[Exercise brief]:
Across all the lines below, how many contain the string "human"? Please reply with the number only.

[Stored records]:
■ ■ ■

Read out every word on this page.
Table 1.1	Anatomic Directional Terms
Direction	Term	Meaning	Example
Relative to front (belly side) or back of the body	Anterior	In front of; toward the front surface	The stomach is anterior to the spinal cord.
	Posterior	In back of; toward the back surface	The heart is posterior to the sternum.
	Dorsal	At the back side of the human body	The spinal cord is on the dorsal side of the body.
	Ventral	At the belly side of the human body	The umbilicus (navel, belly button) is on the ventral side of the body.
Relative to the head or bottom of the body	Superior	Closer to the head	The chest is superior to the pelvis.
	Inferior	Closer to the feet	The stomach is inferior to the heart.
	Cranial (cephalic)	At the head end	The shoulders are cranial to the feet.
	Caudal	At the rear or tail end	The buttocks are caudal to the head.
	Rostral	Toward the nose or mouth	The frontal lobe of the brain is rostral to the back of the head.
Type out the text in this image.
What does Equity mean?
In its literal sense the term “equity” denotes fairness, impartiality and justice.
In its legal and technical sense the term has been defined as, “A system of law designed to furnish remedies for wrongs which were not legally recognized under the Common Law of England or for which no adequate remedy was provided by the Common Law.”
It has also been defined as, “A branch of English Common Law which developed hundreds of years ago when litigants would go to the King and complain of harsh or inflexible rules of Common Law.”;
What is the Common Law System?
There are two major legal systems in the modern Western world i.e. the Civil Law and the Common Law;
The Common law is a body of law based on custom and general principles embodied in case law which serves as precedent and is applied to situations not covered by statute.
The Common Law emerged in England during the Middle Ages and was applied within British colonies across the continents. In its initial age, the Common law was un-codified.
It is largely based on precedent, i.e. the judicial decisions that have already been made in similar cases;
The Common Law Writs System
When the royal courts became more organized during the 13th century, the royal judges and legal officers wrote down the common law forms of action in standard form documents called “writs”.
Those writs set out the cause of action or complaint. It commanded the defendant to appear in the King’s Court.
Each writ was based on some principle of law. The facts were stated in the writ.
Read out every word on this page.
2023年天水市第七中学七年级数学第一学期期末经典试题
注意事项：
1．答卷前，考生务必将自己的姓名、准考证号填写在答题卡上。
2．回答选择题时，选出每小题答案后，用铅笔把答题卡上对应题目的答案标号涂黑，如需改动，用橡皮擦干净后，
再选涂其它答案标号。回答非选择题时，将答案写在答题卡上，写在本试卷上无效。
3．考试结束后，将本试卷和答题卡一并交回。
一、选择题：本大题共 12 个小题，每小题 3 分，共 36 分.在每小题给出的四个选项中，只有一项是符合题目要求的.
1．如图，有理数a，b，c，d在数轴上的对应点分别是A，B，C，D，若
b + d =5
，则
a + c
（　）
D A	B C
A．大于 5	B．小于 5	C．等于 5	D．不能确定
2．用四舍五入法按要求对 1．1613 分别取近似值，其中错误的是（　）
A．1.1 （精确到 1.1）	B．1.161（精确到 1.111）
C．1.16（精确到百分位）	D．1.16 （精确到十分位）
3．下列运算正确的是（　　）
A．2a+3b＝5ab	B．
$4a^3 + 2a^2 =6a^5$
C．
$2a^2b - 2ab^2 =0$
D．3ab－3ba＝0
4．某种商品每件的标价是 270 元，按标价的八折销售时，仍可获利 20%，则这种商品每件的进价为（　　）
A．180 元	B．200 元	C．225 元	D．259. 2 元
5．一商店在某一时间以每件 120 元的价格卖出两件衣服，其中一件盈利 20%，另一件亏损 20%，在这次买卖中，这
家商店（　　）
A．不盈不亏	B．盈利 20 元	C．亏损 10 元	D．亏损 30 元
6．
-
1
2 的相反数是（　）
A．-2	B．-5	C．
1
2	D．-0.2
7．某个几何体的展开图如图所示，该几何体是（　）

■ ■ ■

[Worked answer]:
2